#### What the task asks
Extract the lines that carry the string "当該産業廃棄物に石綿含有産業廃棄物" from the listing.

#### Stored records
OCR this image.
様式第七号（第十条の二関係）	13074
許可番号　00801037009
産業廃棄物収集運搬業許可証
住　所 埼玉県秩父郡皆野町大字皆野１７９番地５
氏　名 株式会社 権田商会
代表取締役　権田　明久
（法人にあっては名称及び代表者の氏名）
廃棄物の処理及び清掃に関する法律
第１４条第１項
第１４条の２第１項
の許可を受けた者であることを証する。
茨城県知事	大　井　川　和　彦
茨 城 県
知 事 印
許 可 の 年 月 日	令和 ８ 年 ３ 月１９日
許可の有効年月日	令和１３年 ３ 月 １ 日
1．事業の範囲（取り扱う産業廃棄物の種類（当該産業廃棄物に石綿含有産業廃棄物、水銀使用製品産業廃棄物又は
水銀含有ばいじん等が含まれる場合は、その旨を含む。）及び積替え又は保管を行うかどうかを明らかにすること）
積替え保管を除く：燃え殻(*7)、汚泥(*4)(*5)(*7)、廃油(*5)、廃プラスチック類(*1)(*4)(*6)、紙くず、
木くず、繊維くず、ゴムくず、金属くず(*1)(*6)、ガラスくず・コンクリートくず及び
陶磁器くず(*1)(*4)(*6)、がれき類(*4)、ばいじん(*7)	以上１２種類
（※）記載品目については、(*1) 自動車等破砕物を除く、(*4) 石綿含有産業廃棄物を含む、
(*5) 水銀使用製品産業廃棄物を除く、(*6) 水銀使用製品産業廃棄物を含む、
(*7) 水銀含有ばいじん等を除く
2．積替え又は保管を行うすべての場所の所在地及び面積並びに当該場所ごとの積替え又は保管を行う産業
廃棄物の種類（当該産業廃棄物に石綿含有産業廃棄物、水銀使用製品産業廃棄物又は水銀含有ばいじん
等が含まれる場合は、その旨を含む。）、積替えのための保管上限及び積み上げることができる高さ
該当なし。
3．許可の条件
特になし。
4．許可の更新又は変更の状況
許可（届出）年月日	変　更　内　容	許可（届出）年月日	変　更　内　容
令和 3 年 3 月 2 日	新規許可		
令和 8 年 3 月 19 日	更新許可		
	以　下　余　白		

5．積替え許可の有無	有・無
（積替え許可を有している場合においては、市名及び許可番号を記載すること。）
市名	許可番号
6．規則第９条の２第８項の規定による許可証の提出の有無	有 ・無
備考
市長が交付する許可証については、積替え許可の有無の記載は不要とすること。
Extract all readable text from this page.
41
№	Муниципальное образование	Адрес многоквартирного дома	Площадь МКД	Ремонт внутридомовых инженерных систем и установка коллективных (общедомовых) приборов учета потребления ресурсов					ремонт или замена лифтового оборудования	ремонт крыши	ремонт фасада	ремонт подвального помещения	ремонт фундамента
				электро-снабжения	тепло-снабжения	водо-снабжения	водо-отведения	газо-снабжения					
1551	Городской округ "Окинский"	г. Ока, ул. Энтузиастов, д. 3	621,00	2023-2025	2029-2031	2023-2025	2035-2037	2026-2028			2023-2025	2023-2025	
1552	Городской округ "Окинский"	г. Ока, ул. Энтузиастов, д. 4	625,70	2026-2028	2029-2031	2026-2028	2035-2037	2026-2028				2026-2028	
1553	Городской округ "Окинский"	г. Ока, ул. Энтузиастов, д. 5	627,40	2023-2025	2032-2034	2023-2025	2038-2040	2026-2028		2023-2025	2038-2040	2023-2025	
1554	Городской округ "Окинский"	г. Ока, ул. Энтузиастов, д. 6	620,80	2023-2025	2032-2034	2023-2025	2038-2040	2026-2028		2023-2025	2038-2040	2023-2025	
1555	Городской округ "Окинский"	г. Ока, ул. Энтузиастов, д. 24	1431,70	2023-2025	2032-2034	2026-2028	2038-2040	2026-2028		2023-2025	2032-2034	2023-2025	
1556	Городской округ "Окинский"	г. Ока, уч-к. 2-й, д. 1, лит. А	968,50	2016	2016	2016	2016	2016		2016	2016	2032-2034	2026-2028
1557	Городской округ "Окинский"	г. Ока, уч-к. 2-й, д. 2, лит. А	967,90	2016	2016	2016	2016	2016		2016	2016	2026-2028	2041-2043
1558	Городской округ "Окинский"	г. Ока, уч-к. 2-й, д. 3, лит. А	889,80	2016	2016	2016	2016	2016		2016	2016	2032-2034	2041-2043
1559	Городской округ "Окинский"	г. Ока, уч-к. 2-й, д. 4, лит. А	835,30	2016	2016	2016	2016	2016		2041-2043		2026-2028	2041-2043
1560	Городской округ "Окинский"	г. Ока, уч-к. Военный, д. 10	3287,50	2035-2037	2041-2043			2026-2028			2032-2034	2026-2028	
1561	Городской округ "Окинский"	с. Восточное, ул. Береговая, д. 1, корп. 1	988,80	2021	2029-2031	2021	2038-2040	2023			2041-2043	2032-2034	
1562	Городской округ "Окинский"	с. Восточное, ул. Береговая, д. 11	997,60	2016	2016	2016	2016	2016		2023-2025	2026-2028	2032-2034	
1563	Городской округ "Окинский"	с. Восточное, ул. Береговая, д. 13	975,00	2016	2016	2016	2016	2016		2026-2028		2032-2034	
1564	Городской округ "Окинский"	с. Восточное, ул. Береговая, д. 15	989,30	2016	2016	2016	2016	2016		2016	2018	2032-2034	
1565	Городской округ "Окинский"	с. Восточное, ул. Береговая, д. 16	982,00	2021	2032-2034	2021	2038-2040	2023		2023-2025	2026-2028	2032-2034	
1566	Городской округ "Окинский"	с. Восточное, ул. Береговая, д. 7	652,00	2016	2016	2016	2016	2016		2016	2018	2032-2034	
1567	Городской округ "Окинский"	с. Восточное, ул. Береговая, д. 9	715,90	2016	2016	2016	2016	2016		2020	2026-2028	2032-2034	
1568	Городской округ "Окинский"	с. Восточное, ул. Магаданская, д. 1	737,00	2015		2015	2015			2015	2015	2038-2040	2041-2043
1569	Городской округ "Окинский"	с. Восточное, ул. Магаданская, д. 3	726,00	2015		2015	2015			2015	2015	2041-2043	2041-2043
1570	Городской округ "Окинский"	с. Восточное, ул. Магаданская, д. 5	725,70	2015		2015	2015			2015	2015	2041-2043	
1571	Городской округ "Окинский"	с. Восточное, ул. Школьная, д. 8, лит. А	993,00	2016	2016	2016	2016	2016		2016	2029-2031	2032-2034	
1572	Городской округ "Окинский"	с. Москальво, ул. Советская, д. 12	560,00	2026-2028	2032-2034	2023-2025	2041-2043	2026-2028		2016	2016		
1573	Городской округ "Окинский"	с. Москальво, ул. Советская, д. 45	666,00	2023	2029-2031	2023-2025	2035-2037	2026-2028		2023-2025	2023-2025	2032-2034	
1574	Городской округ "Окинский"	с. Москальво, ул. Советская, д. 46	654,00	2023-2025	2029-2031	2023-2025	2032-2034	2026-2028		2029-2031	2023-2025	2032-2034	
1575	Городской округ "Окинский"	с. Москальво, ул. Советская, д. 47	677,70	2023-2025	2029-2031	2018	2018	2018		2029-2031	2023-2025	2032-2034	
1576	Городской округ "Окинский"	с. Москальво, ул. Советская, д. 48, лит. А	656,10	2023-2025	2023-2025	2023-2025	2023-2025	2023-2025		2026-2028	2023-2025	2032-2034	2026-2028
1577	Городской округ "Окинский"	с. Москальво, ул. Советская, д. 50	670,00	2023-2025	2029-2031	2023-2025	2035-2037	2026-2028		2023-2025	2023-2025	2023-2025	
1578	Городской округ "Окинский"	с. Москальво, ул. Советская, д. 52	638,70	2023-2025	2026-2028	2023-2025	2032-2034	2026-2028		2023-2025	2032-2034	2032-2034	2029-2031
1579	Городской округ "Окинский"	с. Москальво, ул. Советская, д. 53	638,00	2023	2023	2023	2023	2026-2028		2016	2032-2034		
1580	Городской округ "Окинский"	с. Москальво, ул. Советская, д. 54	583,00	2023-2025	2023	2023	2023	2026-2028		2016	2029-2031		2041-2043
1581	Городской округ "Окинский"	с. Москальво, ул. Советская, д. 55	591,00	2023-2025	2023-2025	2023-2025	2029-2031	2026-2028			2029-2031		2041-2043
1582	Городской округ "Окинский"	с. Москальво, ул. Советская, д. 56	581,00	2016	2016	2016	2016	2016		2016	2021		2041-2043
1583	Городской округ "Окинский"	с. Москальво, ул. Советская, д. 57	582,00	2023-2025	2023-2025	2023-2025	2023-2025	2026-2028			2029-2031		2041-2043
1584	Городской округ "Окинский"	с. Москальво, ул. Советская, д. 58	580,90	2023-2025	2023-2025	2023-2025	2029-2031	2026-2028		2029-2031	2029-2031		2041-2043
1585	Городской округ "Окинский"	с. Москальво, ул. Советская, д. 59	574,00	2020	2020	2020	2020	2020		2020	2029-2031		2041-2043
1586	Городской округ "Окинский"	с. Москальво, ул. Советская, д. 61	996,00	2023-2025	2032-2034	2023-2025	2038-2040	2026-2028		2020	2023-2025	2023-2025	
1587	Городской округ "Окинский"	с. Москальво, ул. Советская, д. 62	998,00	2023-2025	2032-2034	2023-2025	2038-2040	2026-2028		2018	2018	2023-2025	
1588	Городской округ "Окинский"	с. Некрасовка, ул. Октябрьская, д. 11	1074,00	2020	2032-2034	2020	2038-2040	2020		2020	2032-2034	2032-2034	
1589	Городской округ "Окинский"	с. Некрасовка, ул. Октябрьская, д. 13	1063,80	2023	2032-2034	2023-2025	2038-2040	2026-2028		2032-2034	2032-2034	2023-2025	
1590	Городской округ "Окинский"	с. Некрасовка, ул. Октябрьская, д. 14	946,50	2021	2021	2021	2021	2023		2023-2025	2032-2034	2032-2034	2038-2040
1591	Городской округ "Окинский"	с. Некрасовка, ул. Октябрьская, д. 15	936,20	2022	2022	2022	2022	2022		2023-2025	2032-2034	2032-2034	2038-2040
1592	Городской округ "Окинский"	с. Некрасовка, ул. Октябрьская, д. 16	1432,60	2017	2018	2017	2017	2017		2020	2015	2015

#### Response to this exercise
1．事業の範囲（取り扱う産業廃棄物の種類（当該産業廃棄物に石綿含有産業廃棄物、水銀使用製品産業廃棄物又は
廃棄物の種類（当該産業廃棄物に石綿含有産業廃棄物、水銀使用製品産業廃棄物又は水銀含有ばいじん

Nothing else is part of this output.